Problem to solve ▸ Restate the listing below word for word, omitting any images.

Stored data
--- --- ---

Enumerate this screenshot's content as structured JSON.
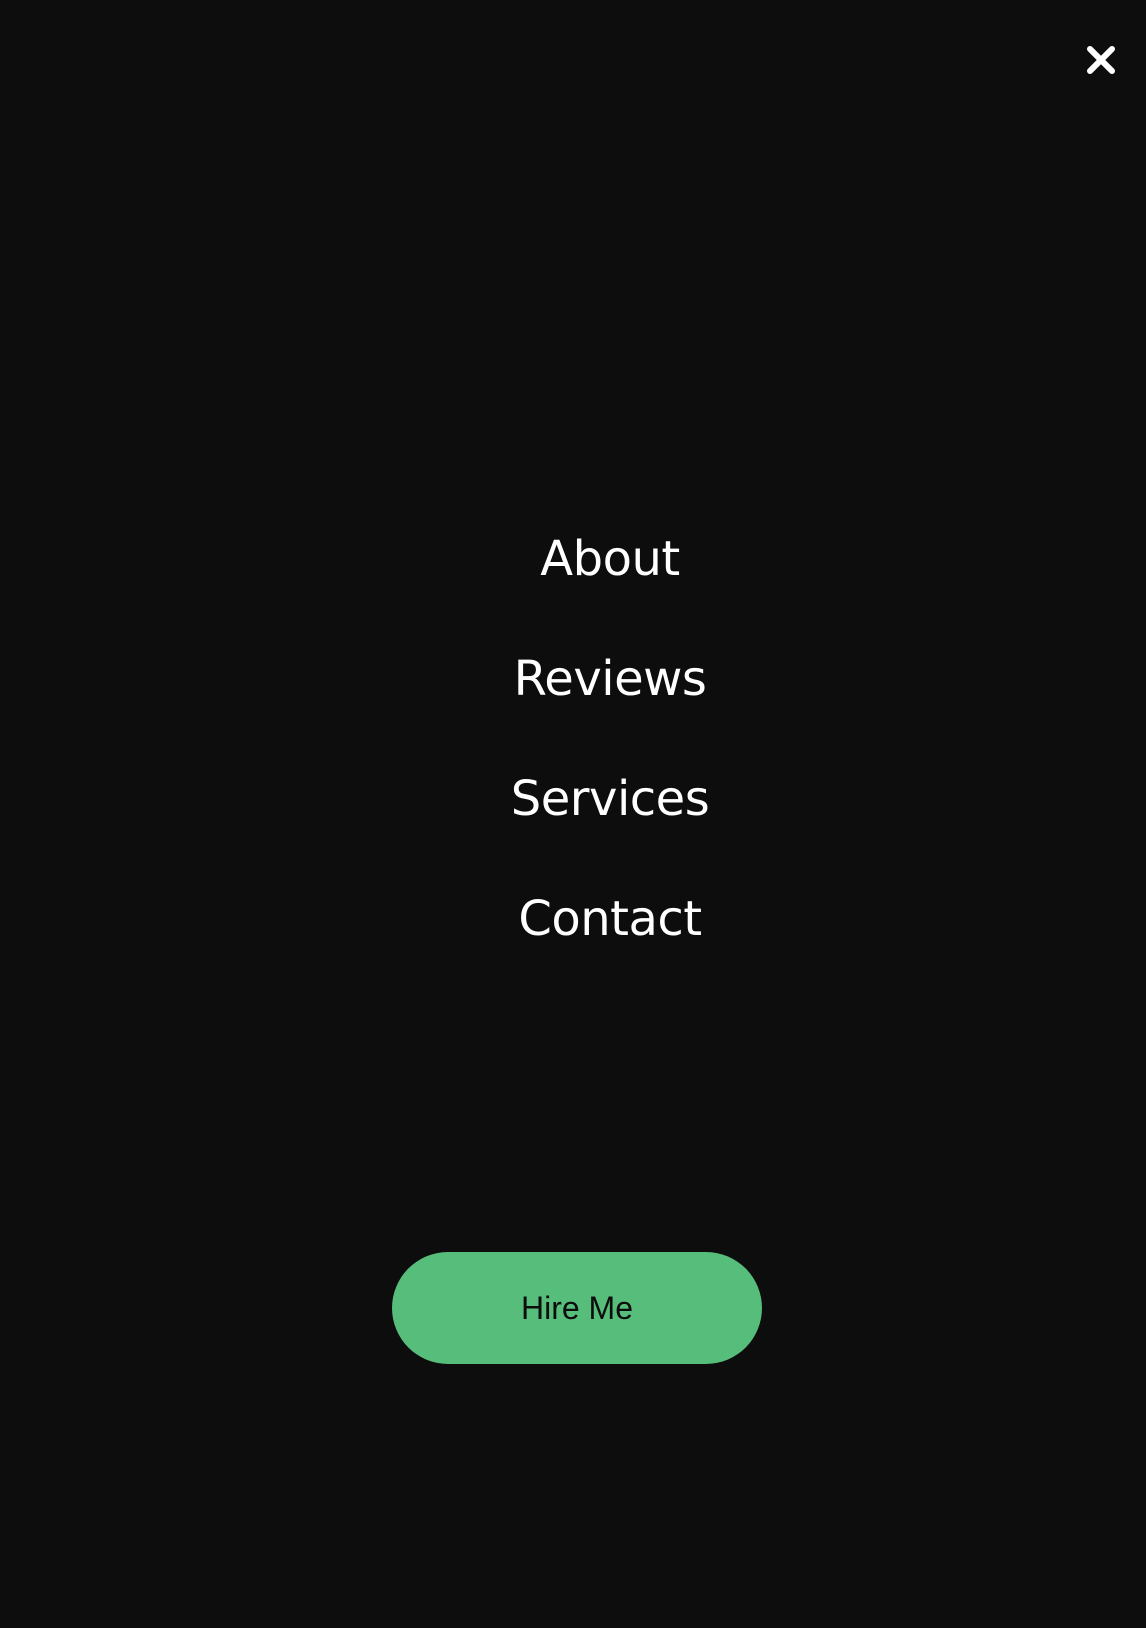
{
  "menu": {
    "close_icon": "close-icon",
    "items": [
      {
        "label": "About"
      },
      {
        "label": "Reviews"
      },
      {
        "label": "Services"
      },
      {
        "label": "Contact"
      }
    ],
    "cta_label": "Hire Me"
  },
  "colors": {
    "background": "#0d0d0d",
    "text": "#ffffff",
    "accent": "#56bd7a",
    "button_text": "#0d0d0d"
  }
}
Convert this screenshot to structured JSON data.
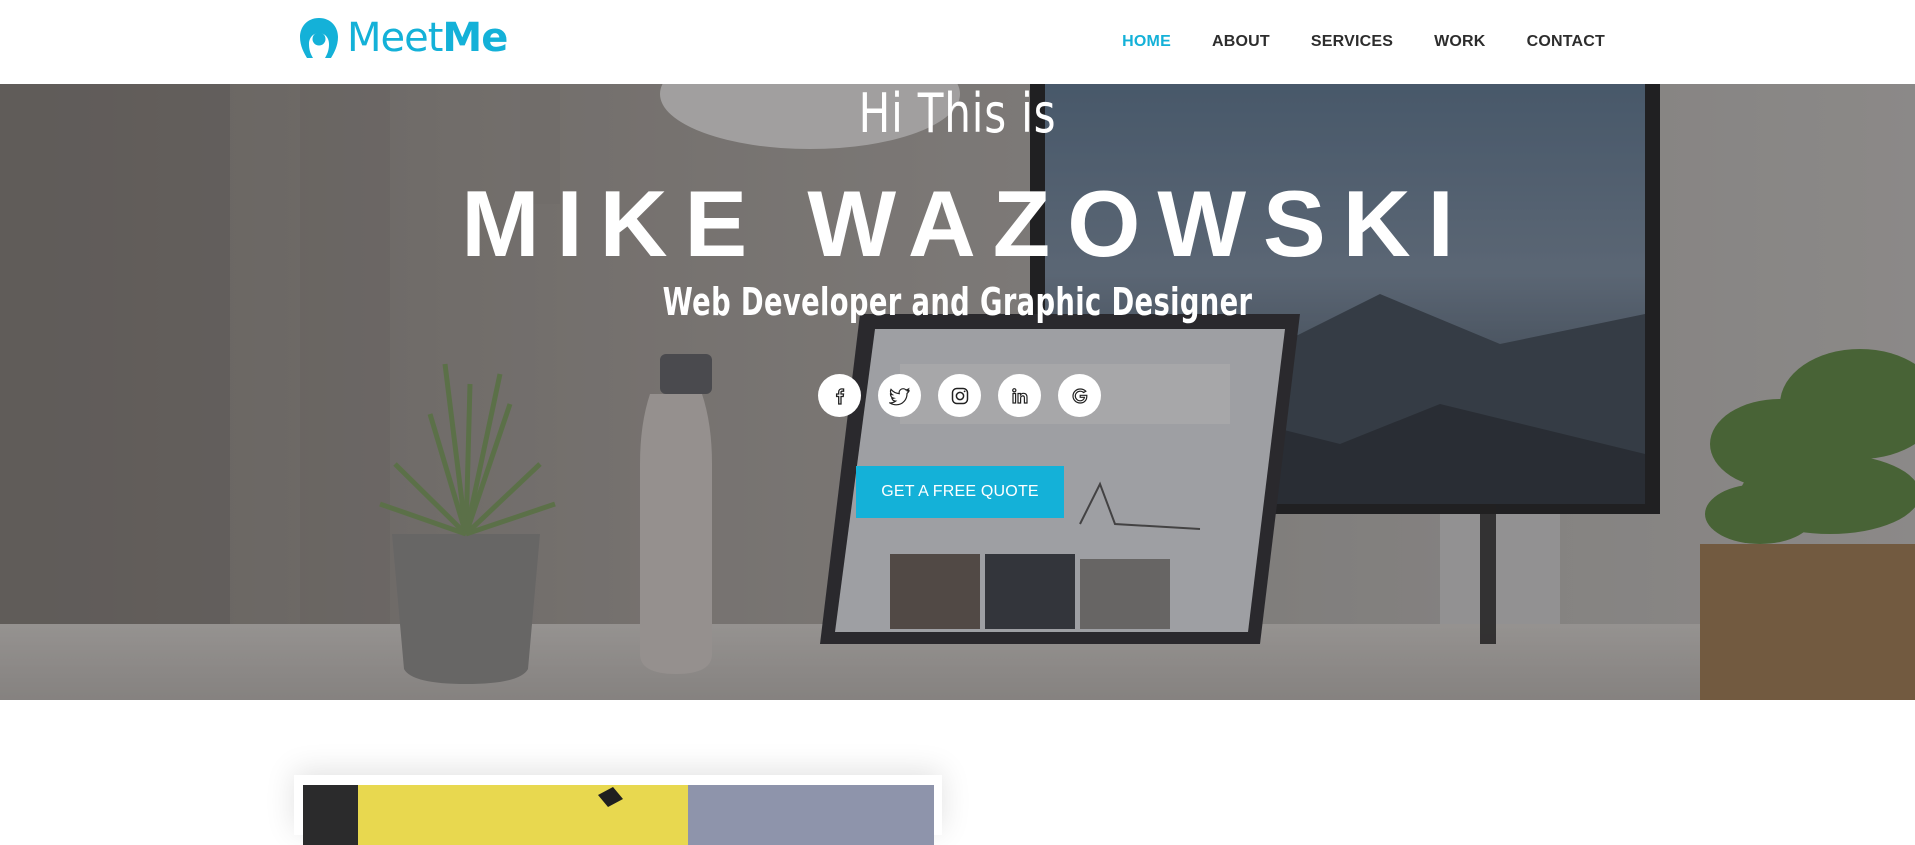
{
  "header": {
    "logo": {
      "text_light": "Meet",
      "text_bold": "Me",
      "icon": "person-avatar-icon",
      "color": "#14b1d8"
    },
    "nav": [
      {
        "label": "HOME",
        "active": true
      },
      {
        "label": "ABOUT",
        "active": false
      },
      {
        "label": "SERVICES",
        "active": false
      },
      {
        "label": "WORK",
        "active": false
      },
      {
        "label": "CONTACT",
        "active": false
      }
    ]
  },
  "hero": {
    "greeting": "Hi This is",
    "name": "MIKE WAZOWSKI",
    "role": "Web Developer and Graphic Designer",
    "socials": [
      {
        "icon": "facebook-icon"
      },
      {
        "icon": "twitter-icon"
      },
      {
        "icon": "instagram-icon"
      },
      {
        "icon": "linkedin-icon"
      },
      {
        "icon": "google-icon"
      }
    ],
    "cta_label": "GET A FREE QUOTE"
  },
  "colors": {
    "accent": "#14b1d8",
    "nav_text": "#2d2d2d"
  }
}
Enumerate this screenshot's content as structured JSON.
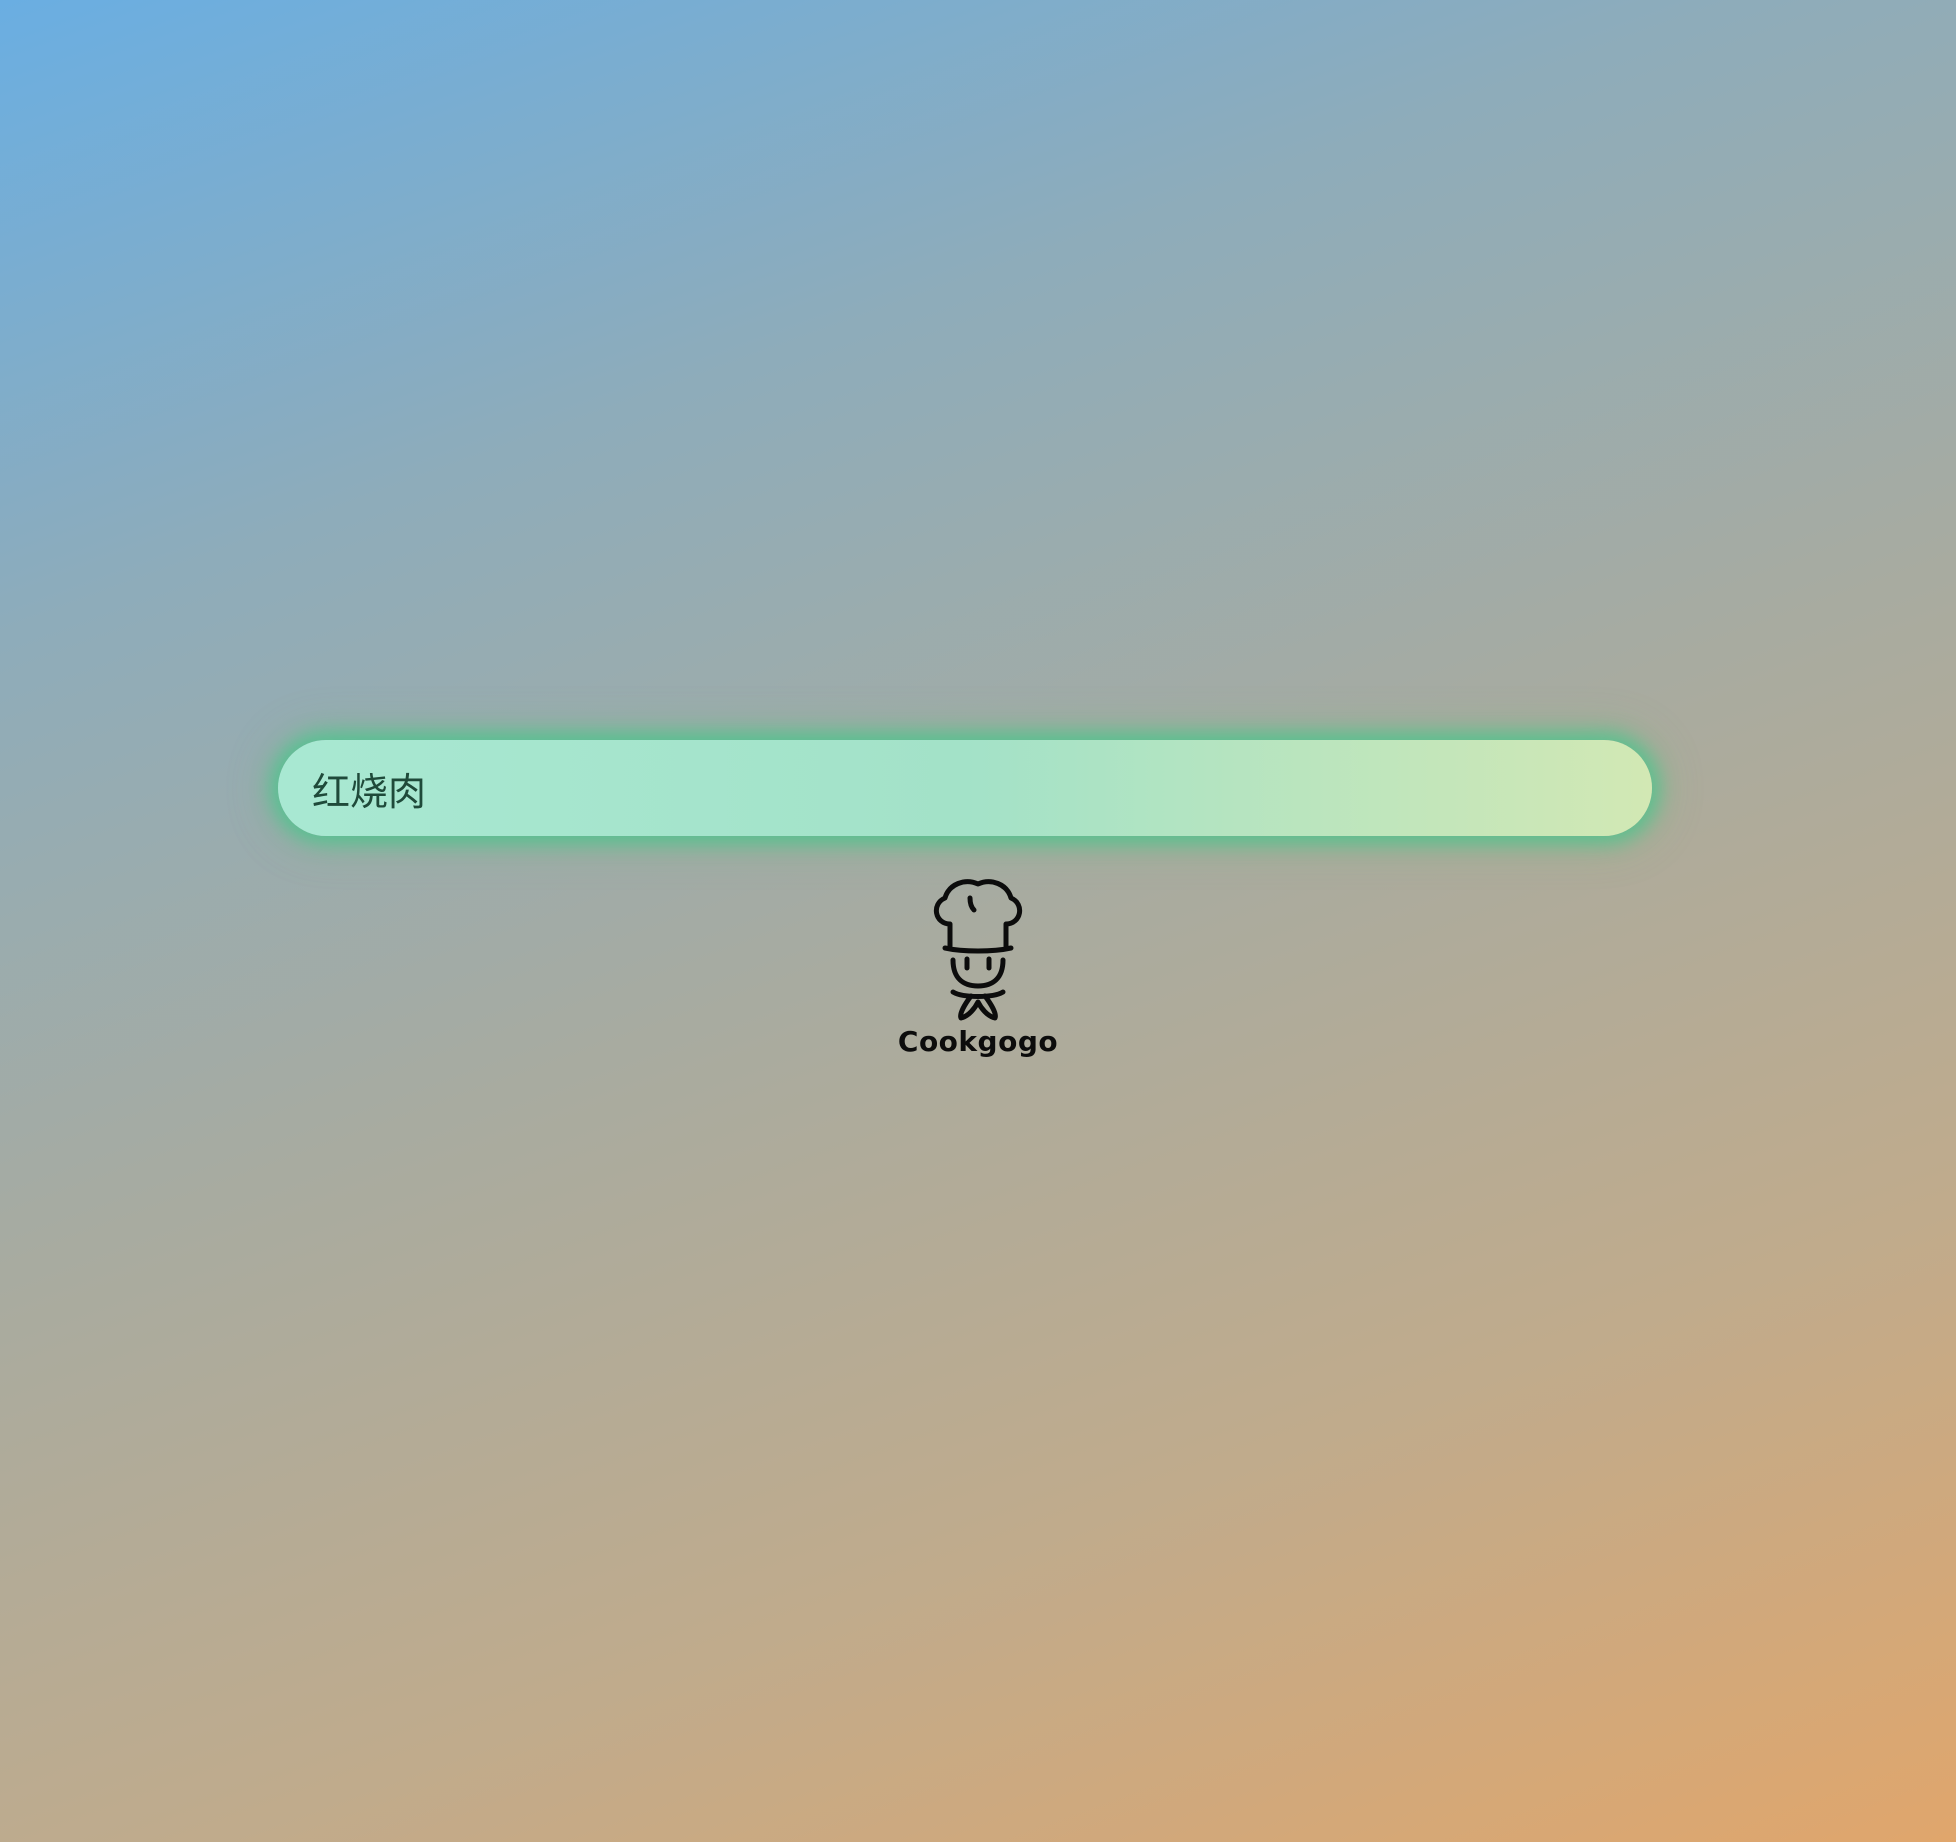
{
  "search": {
    "value": "红烧肉",
    "placeholder": ""
  },
  "logo": {
    "icon": "chef-icon",
    "brand_name": "Cookgogo"
  },
  "colors": {
    "glow": "#48c48e",
    "input_start": "#a8e8d2",
    "input_end": "#d2e8b4",
    "text": "#1f4a3a"
  }
}
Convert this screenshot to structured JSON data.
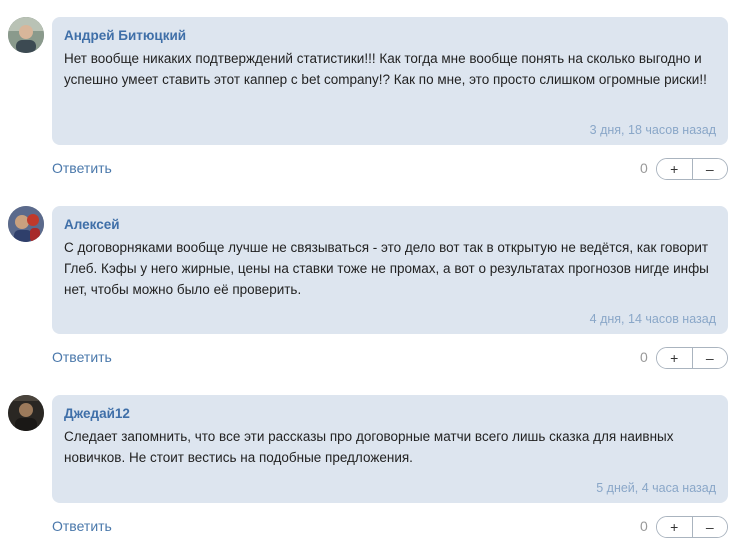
{
  "comments": [
    {
      "author": "Андрей Битюцкий",
      "text": "Нет вообще никаких подтверждений статистики!!! Как тогда мне вообще понять на сколько выгодно и успешно умеет ставить этот каппер с bet company!? Как по мне, это просто слишком огромные риски!!",
      "date": "3 дня, 18 часов назад",
      "reply_label": "Ответить",
      "score": "0",
      "plus_label": "+",
      "minus_label": "–"
    },
    {
      "author": "Алексей",
      "text": "С договорняками вообще лучше не связываться - это дело вот так в открытую не ведётся, как говорит Глеб. Кэфы у него жирные, цены на ставки тоже не промах, а вот о результатах прогнозов нигде инфы нет, чтобы можно было её проверить.",
      "date": "4 дня, 14 часов назад",
      "reply_label": "Ответить",
      "score": "0",
      "plus_label": "+",
      "minus_label": "–"
    },
    {
      "author": "Джедай12",
      "text": "Следает запомнить, что все эти рассказы про договорные матчи всего лишь сказка для наивных новичков. Не стоит вестись на подобные предложения.",
      "date": "5 дней, 4 часа назад",
      "reply_label": "Ответить",
      "score": "0",
      "plus_label": "+",
      "minus_label": "–"
    }
  ]
}
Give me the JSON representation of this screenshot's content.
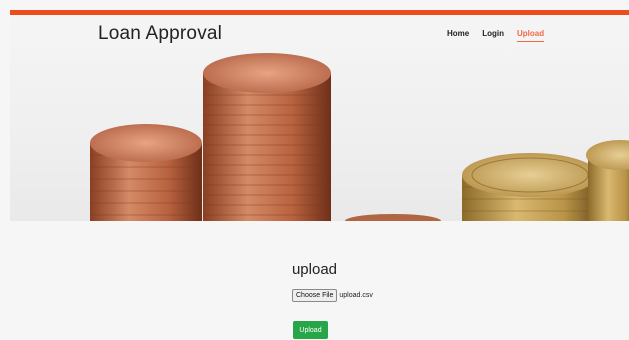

--- --- ---

Solution below ▸
Enumerate this screenshot's content as structured JSON.
{
  "menu": {
    "close_icon": "close-icon",
    "items": [
      {
        "label": "About"
      },
      {
        "label": "Reviews"
      },
      {
        "label": "Services"
      },
      {
        "label": "Contact"
      }
    ],
    "cta_label": "Hire Me"
  },
  "colors": {
    "background": "#0d0d0d",
    "text": "#ffffff",
    "accent": "#56bd7a",
    "button_text": "#0d0d0d"
  }
}
Convert this screenshot to structured JSON data.
{
  "header": {
    "logo": {
      "text_light": "Meet",
      "text_bold": "Me",
      "icon": "person-avatar-icon",
      "color": "#14b1d8"
    },
    "nav": [
      {
        "label": "HOME",
        "active": true
      },
      {
        "label": "ABOUT",
        "active": false
      },
      {
        "label": "SERVICES",
        "active": false
      },
      {
        "label": "WORK",
        "active": false
      },
      {
        "label": "CONTACT",
        "active": false
      }
    ]
  },
  "hero": {
    "greeting": "Hi This is",
    "name": "MIKE WAZOWSKI",
    "role": "Web Developer and Graphic Designer",
    "socials": [
      {
        "icon": "facebook-icon"
      },
      {
        "icon": "twitter-icon"
      },
      {
        "icon": "instagram-icon"
      },
      {
        "icon": "linkedin-icon"
      },
      {
        "icon": "google-icon"
      }
    ],
    "cta_label": "GET A FREE QUOTE"
  },
  "colors": {
    "accent": "#14b1d8",
    "nav_text": "#2d2d2d"
  }
}
Enumerate this screenshot's content as structured JSON.
{
  "search": {
    "value": "红烧肉",
    "placeholder": ""
  },
  "logo": {
    "icon": "chef-icon",
    "brand_name": "Cookgogo"
  },
  "colors": {
    "glow": "#48c48e",
    "input_start": "#a8e8d2",
    "input_end": "#d2e8b4",
    "text": "#1f4a3a"
  }
}
Convert this screenshot to structured JSON data.
{
  "comments": [
    {
      "author": "Андрей Битюцкий",
      "text": "Нет вообще никаких подтверждений статистики!!! Как тогда мне вообще понять на сколько выгодно и успешно умеет ставить этот каппер с bet company!? Как по мне, это просто слишком огромные риски!!",
      "date": "3 дня, 18 часов назад",
      "reply_label": "Ответить",
      "score": "0",
      "plus_label": "+",
      "minus_label": "–"
    },
    {
      "author": "Алексей",
      "text": "С договорняками вообще лучше не связываться - это дело вот так в открытую не ведётся, как говорит Глеб. Кэфы у него жирные, цены на ставки тоже не промах, а вот о результатах прогнозов нигде инфы нет, чтобы можно было её проверить.",
      "date": "4 дня, 14 часов назад",
      "reply_label": "Ответить",
      "score": "0",
      "plus_label": "+",
      "minus_label": "–"
    },
    {
      "author": "Джедай12",
      "text": "Следает запомнить, что все эти рассказы про договорные матчи всего лишь сказка для наивных новичков. Не стоит вестись на подобные предложения.",
      "date": "5 дней, 4 часа назад",
      "reply_label": "Ответить",
      "score": "0",
      "plus_label": "+",
      "minus_label": "–"
    }
  ]
}
Give me the JSON representation of this screenshot's content.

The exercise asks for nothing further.